* **Problem description**: The required answer is each line in the entries below where "hereditary" occurs.

Stored data:
>>

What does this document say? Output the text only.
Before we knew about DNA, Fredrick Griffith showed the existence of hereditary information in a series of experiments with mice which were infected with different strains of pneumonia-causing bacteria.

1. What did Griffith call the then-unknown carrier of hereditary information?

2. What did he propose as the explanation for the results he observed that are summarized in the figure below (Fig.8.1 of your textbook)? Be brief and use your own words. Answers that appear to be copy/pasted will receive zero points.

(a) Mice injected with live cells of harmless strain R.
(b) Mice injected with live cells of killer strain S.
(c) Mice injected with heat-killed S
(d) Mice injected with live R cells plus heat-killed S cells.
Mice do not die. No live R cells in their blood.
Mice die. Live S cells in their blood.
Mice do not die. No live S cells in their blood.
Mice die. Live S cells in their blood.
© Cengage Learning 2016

<<

* **Exercise result**:
Before we knew about DNA, Fredrick Griffith showed the existence of hereditary information in a series of experiments with mice which were infected with different strains of pneumonia-causing bacteria.
1. What did Griffith call the then-unknown carrier of hereditary information?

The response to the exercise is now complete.